**What is needed**
Print every entry, word for word, and skip the images.

**Records for this exercise**
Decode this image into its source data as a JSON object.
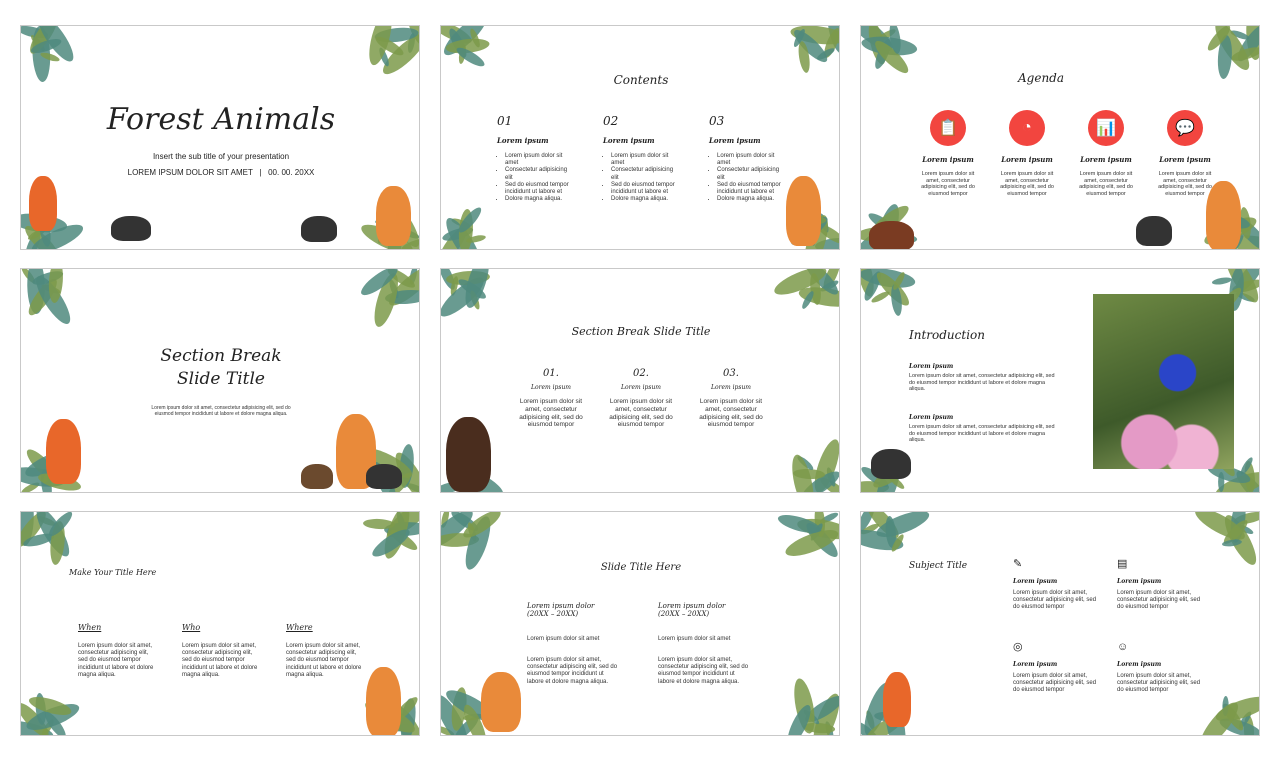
{
  "colors": {
    "accent": "#f2453f",
    "leaf_dark": "#4f8a7e",
    "leaf_olive": "#7c9a4a",
    "fox": "#e8672a"
  },
  "slides": [
    {
      "kind": "title",
      "title": "Forest Animals",
      "subtitle": "Insert the sub title of your presentation",
      "meta": "LOREM IPSUM DOLOR SIT AMET   |   00. 00. 20XX"
    },
    {
      "kind": "contents",
      "title": "Contents",
      "columns": [
        {
          "num": "01",
          "heading": "Lorem ipsum",
          "bullets": [
            "Lorem ipsum dolor sit amet",
            "Consectetur adipisicing elit",
            "Sed do eiusmod tempor incididunt ut labore et",
            "Dolore magna aliqua."
          ]
        },
        {
          "num": "02",
          "heading": "Lorem ipsum",
          "bullets": [
            "Lorem ipsum dolor sit amet",
            "Consectetur adipisicing elit",
            "Sed do eiusmod tempor incididunt ut labore et",
            "Dolore magna aliqua."
          ]
        },
        {
          "num": "03",
          "heading": "Lorem ipsum",
          "bullets": [
            "Lorem ipsum dolor sit amet",
            "Consectetur adipisicing elit",
            "Sed do eiusmod tempor incididunt ut labore et",
            "Dolore magna aliqua."
          ]
        }
      ]
    },
    {
      "kind": "agenda",
      "title": "Agenda",
      "items": [
        {
          "icon": "clipboard-icon",
          "glyph": "📋",
          "heading": "Lorem ipsum",
          "text": "Lorem ipsum dolor sit amet, consectetur adipisicing elit, sed do eiusmod tempor"
        },
        {
          "icon": "pie-chart-icon",
          "glyph": "◔",
          "heading": "Lorem ipsum",
          "text": "Lorem ipsum dolor sit amet, consectetur adipisicing elit, sed do eiusmod tempor"
        },
        {
          "icon": "bar-chart-icon",
          "glyph": "📊",
          "heading": "Lorem ipsum",
          "text": "Lorem ipsum dolor sit amet, consectetur adipisicing elit, sed do eiusmod tempor"
        },
        {
          "icon": "chat-icon",
          "glyph": "💬",
          "heading": "Lorem ipsum",
          "text": "Lorem ipsum dolor sit amet, consectetur adipisicing elit, sed do eiusmod tempor"
        }
      ]
    },
    {
      "kind": "section",
      "title": "Section Break\nSlide Title",
      "text": "Lorem ipsum dolor sit amet, consectetur adipisicing elit, sed do\neiusmod tempor incididunt ut labore et dolore magna aliqua."
    },
    {
      "kind": "section2",
      "title": "Section Break Slide Title",
      "columns": [
        {
          "num": "01.",
          "heading": "Lorem ipsum",
          "text": "Lorem ipsum dolor sit amet, consectetur adipisicing elit, sed do eiusmod tempor"
        },
        {
          "num": "02.",
          "heading": "Lorem ipsum",
          "text": "Lorem ipsum dolor sit amet, consectetur adipisicing elit, sed do eiusmod tempor"
        },
        {
          "num": "03.",
          "heading": "Lorem ipsum",
          "text": "Lorem ipsum dolor sit amet, consectetur adipisicing elit, sed do eiusmod tempor"
        }
      ]
    },
    {
      "kind": "intro",
      "title": "Introduction",
      "blocks": [
        {
          "heading": "Lorem ipsum",
          "text": "Lorem ipsum dolor sit amet, consectetur adipisicing elit, sed do eiusmod tempor incididunt ut labore et dolore magna aliqua."
        },
        {
          "heading": "Lorem ipsum",
          "text": "Lorem ipsum dolor sit amet, consectetur adipisicing elit, sed do eiusmod tempor incididunt ut labore et dolore magna aliqua."
        }
      ]
    },
    {
      "kind": "www",
      "title": "Make Your Title Here",
      "columns": [
        {
          "heading": "When",
          "text": "Lorem ipsum dolor sit amet, consectetur adipiscing elit, sed do eiusmod tempor incididunt ut labore et dolore magna aliqua."
        },
        {
          "heading": "Who",
          "text": "Lorem ipsum dolor sit amet, consectetur adipiscing elit, sed do eiusmod tempor incididunt ut labore et dolore magna aliqua."
        },
        {
          "heading": "Where",
          "text": "Lorem ipsum dolor sit amet, consectetur adipiscing elit, sed do eiusmod tempor incididunt ut labore et dolore magna aliqua."
        }
      ]
    },
    {
      "kind": "timeline",
      "title": "Slide Title Here",
      "columns": [
        {
          "heading": "Lorem ipsum dolor\n(20XX – 20XX)",
          "line": "Lorem ipsum dolor sit amet",
          "text": "Lorem ipsum dolor sit amet, consectetur adipiscing elit, sed do eiusmod tempor incididunt ut labore et dolore magna aliqua."
        },
        {
          "heading": "Lorem ipsum dolor\n(20XX – 20XX)",
          "line": "Lorem ipsum dolor sit amet",
          "text": "Lorem ipsum dolor sit amet, consectetur adipiscing elit, sed do eiusmod tempor incididunt ut labore et dolore magna aliqua."
        }
      ]
    },
    {
      "kind": "subject",
      "title": "Subject Title",
      "items": [
        {
          "icon": "document-edit-icon",
          "glyph": "✎",
          "heading": "Lorem ipsum",
          "text": "Lorem ipsum dolor sit amet, consectetur adipisicing elit, sed do eiusmod tempor"
        },
        {
          "icon": "web-page-icon",
          "glyph": "▤",
          "heading": "Lorem ipsum",
          "text": "Lorem ipsum dolor sit amet, consectetur adipisicing elit, sed do eiusmod tempor"
        },
        {
          "icon": "target-icon",
          "glyph": "◎",
          "heading": "Lorem ipsum",
          "text": "Lorem ipsum dolor sit amet, consectetur adipisicing elit, sed do eiusmod tempor"
        },
        {
          "icon": "idea-icon",
          "glyph": "☺",
          "heading": "Lorem ipsum",
          "text": "Lorem ipsum dolor sit amet, consectetur adipisicing elit, sed do eiusmod tempor"
        }
      ]
    }
  ]
}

**Completed task**
Decode this image into its source data as a JSON object.
{
  "colors": {
    "accent": "#f2453f",
    "leaf_dark": "#4f8a7e",
    "leaf_olive": "#7c9a4a",
    "fox": "#e8672a"
  },
  "slides": [
    {
      "kind": "title",
      "title": "Forest Animals",
      "subtitle": "Insert the sub title of your presentation",
      "meta": "LOREM IPSUM DOLOR SIT AMET   |   00. 00. 20XX"
    },
    {
      "kind": "contents",
      "title": "Contents",
      "columns": [
        {
          "num": "01",
          "heading": "Lorem ipsum",
          "bullets": [
            "Lorem ipsum dolor sit amet",
            "Consectetur adipisicing elit",
            "Sed do eiusmod tempor incididunt ut labore et",
            "Dolore magna aliqua."
          ]
        },
        {
          "num": "02",
          "heading": "Lorem ipsum",
          "bullets": [
            "Lorem ipsum dolor sit amet",
            "Consectetur adipisicing elit",
            "Sed do eiusmod tempor incididunt ut labore et",
            "Dolore magna aliqua."
          ]
        },
        {
          "num": "03",
          "heading": "Lorem ipsum",
          "bullets": [
            "Lorem ipsum dolor sit amet",
            "Consectetur adipisicing elit",
            "Sed do eiusmod tempor incididunt ut labore et",
            "Dolore magna aliqua."
          ]
        }
      ]
    },
    {
      "kind": "agenda",
      "title": "Agenda",
      "items": [
        {
          "icon": "clipboard-icon",
          "glyph": "📋",
          "heading": "Lorem ipsum",
          "text": "Lorem ipsum dolor sit amet, consectetur adipisicing elit, sed do eiusmod tempor"
        },
        {
          "icon": "pie-chart-icon",
          "glyph": "◔",
          "heading": "Lorem ipsum",
          "text": "Lorem ipsum dolor sit amet, consectetur adipisicing elit, sed do eiusmod tempor"
        },
        {
          "icon": "bar-chart-icon",
          "glyph": "📊",
          "heading": "Lorem ipsum",
          "text": "Lorem ipsum dolor sit amet, consectetur adipisicing elit, sed do eiusmod tempor"
        },
        {
          "icon": "chat-icon",
          "glyph": "💬",
          "heading": "Lorem ipsum",
          "text": "Lorem ipsum dolor sit amet, consectetur adipisicing elit, sed do eiusmod tempor"
        }
      ]
    },
    {
      "kind": "section",
      "title": "Section Break\nSlide Title",
      "text": "Lorem ipsum dolor sit amet, consectetur adipisicing elit, sed do\neiusmod tempor incididunt ut labore et dolore magna aliqua."
    },
    {
      "kind": "section2",
      "title": "Section Break Slide Title",
      "columns": [
        {
          "num": "01.",
          "heading": "Lorem ipsum",
          "text": "Lorem ipsum dolor sit amet, consectetur adipisicing elit, sed do eiusmod tempor"
        },
        {
          "num": "02.",
          "heading": "Lorem ipsum",
          "text": "Lorem ipsum dolor sit amet, consectetur adipisicing elit, sed do eiusmod tempor"
        },
        {
          "num": "03.",
          "heading": "Lorem ipsum",
          "text": "Lorem ipsum dolor sit amet, consectetur adipisicing elit, sed do eiusmod tempor"
        }
      ]
    },
    {
      "kind": "intro",
      "title": "Introduction",
      "blocks": [
        {
          "heading": "Lorem ipsum",
          "text": "Lorem ipsum dolor sit amet, consectetur adipisicing elit, sed do eiusmod tempor incididunt ut labore et dolore magna aliqua."
        },
        {
          "heading": "Lorem ipsum",
          "text": "Lorem ipsum dolor sit amet, consectetur adipisicing elit, sed do eiusmod tempor incididunt ut labore et dolore magna aliqua."
        }
      ]
    },
    {
      "kind": "www",
      "title": "Make Your Title Here",
      "columns": [
        {
          "heading": "When",
          "text": "Lorem ipsum dolor sit amet, consectetur adipiscing elit, sed do eiusmod tempor incididunt ut labore et dolore magna aliqua."
        },
        {
          "heading": "Who",
          "text": "Lorem ipsum dolor sit amet, consectetur adipiscing elit, sed do eiusmod tempor incididunt ut labore et dolore magna aliqua."
        },
        {
          "heading": "Where",
          "text": "Lorem ipsum dolor sit amet, consectetur adipiscing elit, sed do eiusmod tempor incididunt ut labore et dolore magna aliqua."
        }
      ]
    },
    {
      "kind": "timeline",
      "title": "Slide Title Here",
      "columns": [
        {
          "heading": "Lorem ipsum dolor\n(20XX – 20XX)",
          "line": "Lorem ipsum dolor sit amet",
          "text": "Lorem ipsum dolor sit amet, consectetur adipiscing elit, sed do eiusmod tempor incididunt ut labore et dolore magna aliqua."
        },
        {
          "heading": "Lorem ipsum dolor\n(20XX – 20XX)",
          "line": "Lorem ipsum dolor sit amet",
          "text": "Lorem ipsum dolor sit amet, consectetur adipiscing elit, sed do eiusmod tempor incididunt ut labore et dolore magna aliqua."
        }
      ]
    },
    {
      "kind": "subject",
      "title": "Subject Title",
      "items": [
        {
          "icon": "document-edit-icon",
          "glyph": "✎",
          "heading": "Lorem ipsum",
          "text": "Lorem ipsum dolor sit amet, consectetur adipisicing elit, sed do eiusmod tempor"
        },
        {
          "icon": "web-page-icon",
          "glyph": "▤",
          "heading": "Lorem ipsum",
          "text": "Lorem ipsum dolor sit amet, consectetur adipisicing elit, sed do eiusmod tempor"
        },
        {
          "icon": "target-icon",
          "glyph": "◎",
          "heading": "Lorem ipsum",
          "text": "Lorem ipsum dolor sit amet, consectetur adipisicing elit, sed do eiusmod tempor"
        },
        {
          "icon": "idea-icon",
          "glyph": "☺",
          "heading": "Lorem ipsum",
          "text": "Lorem ipsum dolor sit amet, consectetur adipisicing elit, sed do eiusmod tempor"
        }
      ]
    }
  ]
}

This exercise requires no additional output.